◆ **Instructions for the task**
Check every line of the entries below for the word "What", and copy the ones that have it.

[Stored records]
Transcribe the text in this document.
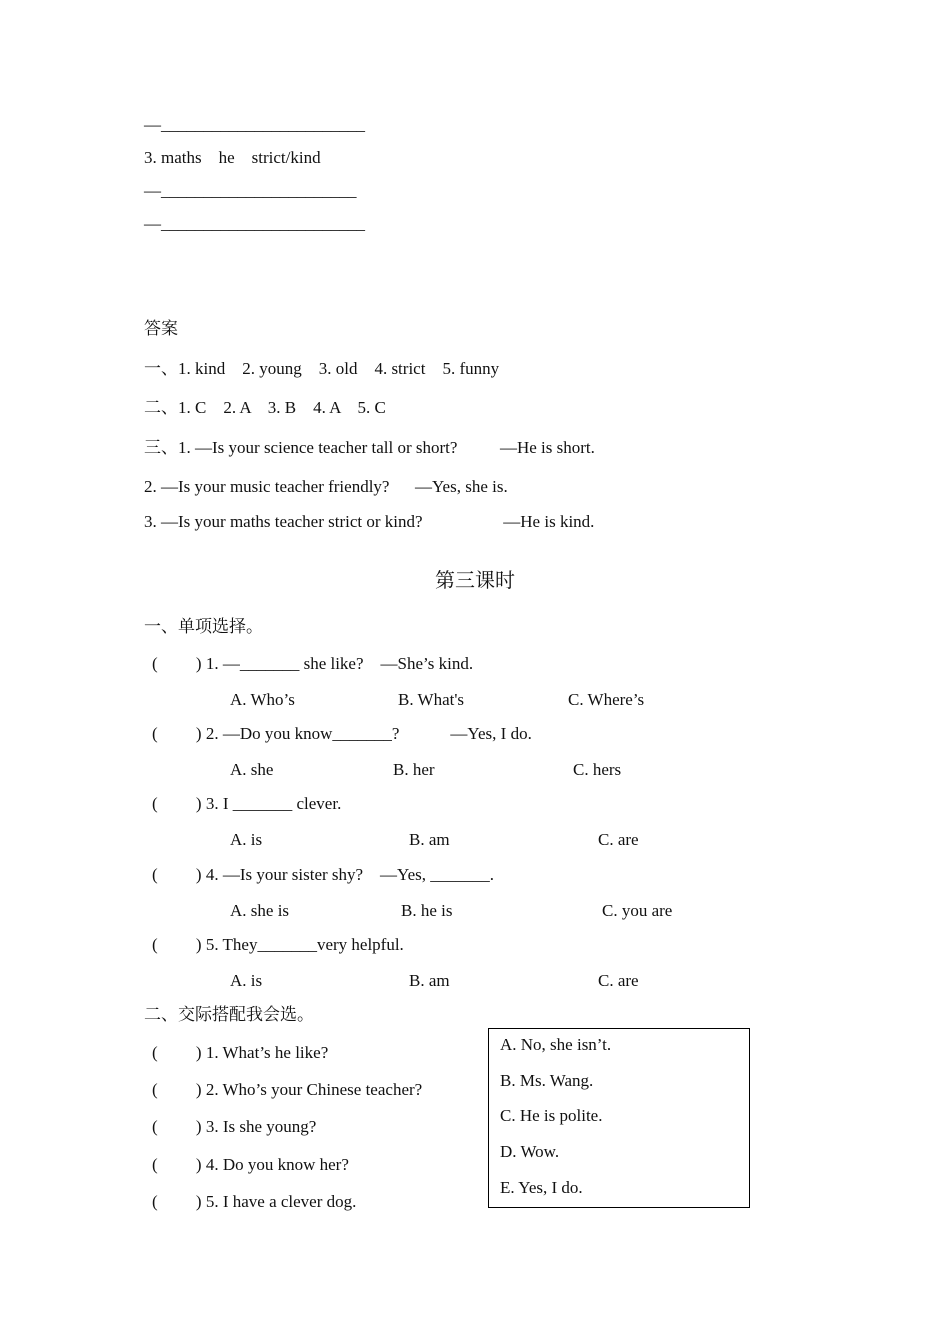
—________________________
3. maths    he    strict/kind
—_______________________
—________________________
答案
一、1. kind    2. young    3. old    4. strict    5. funny
二、1. C    2. A    3. B    4. A    5. C
三、1. —Is your science teacher tall or short?          —He is short.
2. —Is your music teacher friendly?      —Yes, she is.
3. —Is your maths teacher strict or kind?                   —He is kind.
第三课时
一、单项选择。
(         ) 1. —_______ she like?    —She’s kind.
A. Who’s	B. What's	C. Where’s
(         ) 2. —Do you know_______?            —Yes, I do.
A. she	B. her	C. hers
(         ) 3. I _______ clever.
A. is	B. am	C. are
(         ) 4. —Is your sister shy?    —Yes, _______.
A. she is	B. he is	C. you are
(         ) 5. They_______very helpful.
A. is	B. am	C. are
二、交际搭配我会选。
(         ) 1. What’s he like?
(         ) 2. Who’s your Chinese teacher?
(         ) 3. Is she young?
(         ) 4. Do you know her?
(         ) 5. I have a clever dog.
A. No, she isn’t.
B. Ms. Wang.
C. He is polite.
D. Wow.
E. Yes, I do.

◆ **Exercise solution**
A. Who’s	B. What's	C. Where’s
(         ) 1. What’s he like?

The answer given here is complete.